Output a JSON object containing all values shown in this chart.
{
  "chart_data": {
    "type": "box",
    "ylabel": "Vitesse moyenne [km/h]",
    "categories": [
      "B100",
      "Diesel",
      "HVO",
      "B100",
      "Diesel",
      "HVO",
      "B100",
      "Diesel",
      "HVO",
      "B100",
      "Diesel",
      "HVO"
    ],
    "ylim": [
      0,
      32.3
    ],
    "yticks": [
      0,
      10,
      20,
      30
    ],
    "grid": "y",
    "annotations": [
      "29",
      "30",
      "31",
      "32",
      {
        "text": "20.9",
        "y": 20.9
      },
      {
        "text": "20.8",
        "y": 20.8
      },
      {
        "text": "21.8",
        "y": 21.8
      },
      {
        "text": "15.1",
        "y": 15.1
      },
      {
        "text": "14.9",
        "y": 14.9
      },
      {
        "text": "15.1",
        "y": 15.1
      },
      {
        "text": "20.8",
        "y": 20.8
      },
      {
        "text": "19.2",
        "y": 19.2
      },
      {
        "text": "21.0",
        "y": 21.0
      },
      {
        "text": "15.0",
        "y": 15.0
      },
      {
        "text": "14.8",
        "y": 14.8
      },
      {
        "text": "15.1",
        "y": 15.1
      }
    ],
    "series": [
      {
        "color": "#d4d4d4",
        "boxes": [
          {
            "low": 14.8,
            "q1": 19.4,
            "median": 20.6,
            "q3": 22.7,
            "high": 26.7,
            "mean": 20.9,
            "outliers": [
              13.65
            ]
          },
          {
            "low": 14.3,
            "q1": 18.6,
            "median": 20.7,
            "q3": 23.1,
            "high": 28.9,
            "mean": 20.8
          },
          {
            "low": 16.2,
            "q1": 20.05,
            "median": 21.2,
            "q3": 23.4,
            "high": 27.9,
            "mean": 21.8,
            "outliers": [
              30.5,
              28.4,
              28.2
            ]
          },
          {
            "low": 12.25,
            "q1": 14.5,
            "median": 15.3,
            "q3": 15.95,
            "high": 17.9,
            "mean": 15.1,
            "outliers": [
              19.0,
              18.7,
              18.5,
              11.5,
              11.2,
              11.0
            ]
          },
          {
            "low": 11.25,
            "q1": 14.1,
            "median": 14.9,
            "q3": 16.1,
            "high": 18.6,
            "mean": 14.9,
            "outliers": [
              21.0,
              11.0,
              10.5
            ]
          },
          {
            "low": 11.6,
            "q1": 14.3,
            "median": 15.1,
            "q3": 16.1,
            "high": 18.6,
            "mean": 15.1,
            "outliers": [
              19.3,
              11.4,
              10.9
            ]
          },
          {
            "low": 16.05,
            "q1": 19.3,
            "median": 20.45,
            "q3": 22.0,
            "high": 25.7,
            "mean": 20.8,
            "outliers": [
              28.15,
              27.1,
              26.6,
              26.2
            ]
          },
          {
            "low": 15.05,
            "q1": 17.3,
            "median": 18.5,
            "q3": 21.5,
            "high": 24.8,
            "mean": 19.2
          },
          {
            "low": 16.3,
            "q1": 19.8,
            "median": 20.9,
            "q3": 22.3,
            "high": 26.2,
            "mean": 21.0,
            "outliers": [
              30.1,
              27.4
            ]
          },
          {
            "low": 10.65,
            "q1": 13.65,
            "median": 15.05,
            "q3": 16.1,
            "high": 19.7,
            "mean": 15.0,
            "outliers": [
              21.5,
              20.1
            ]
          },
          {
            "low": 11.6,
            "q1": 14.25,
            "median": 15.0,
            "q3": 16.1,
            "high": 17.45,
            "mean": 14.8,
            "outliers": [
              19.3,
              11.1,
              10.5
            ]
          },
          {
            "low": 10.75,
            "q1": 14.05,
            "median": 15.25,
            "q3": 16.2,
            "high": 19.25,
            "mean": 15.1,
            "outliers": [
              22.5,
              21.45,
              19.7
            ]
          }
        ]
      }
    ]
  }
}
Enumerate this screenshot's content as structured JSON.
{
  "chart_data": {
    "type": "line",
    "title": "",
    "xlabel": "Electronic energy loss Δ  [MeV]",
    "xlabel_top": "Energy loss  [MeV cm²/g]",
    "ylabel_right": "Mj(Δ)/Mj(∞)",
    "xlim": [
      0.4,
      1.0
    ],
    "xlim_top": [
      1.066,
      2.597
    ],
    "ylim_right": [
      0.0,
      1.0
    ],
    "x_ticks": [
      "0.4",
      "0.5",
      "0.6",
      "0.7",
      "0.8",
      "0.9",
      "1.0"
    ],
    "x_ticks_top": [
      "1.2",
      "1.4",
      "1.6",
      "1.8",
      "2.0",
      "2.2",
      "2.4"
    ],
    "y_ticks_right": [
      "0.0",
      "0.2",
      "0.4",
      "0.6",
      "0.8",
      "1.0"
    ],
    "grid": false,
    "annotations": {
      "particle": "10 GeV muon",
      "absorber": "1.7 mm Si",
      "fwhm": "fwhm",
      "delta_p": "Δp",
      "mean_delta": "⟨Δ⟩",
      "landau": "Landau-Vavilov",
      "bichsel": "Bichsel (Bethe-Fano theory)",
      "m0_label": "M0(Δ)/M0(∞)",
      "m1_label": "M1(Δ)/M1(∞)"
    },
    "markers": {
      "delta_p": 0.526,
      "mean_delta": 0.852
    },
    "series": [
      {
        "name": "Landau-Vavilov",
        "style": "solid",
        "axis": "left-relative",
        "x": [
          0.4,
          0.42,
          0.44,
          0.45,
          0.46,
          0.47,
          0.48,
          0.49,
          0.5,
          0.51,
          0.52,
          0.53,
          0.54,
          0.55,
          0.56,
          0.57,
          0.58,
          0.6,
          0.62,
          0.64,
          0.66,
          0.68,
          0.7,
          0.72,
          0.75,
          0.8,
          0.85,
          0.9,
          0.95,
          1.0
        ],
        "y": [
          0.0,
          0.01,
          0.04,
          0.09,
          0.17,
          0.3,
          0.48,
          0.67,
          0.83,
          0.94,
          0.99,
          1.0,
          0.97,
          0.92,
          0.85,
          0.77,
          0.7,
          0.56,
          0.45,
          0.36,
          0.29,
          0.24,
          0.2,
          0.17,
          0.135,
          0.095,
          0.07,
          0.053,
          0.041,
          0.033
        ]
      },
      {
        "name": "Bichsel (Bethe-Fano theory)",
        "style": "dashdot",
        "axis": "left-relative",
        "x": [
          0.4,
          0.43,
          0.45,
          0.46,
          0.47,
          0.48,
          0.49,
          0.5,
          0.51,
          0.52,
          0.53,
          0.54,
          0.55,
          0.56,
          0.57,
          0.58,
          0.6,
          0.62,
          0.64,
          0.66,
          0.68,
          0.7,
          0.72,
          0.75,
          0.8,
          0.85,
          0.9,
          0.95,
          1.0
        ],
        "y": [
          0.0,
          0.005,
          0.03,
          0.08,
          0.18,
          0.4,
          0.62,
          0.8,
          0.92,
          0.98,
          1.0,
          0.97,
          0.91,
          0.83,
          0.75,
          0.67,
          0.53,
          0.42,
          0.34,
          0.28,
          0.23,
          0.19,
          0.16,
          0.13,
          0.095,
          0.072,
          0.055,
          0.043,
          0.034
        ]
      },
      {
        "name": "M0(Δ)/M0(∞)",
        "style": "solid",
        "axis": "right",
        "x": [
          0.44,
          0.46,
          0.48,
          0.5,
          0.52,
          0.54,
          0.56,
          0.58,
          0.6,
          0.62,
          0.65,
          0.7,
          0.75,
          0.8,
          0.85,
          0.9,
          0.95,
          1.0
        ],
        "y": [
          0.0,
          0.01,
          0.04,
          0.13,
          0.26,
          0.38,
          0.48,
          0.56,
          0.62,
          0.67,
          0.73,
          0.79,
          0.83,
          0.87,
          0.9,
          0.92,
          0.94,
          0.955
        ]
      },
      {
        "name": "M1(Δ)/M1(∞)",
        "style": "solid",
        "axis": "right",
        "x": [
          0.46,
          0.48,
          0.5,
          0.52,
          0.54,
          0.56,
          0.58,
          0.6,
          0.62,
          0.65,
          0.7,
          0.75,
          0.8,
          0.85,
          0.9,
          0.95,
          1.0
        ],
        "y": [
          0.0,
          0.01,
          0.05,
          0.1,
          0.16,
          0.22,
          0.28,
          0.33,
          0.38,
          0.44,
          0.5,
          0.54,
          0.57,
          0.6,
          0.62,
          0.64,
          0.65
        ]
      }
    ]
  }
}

▸ **GIVEN TASK**
Copy all lines from the material that hold "Fano".

▸ **TASK SOLUTION**
      "bichsel": "Bichsel (Bethe-Fano theory)",
        "name": "Bichsel (Bethe-Fano theory)",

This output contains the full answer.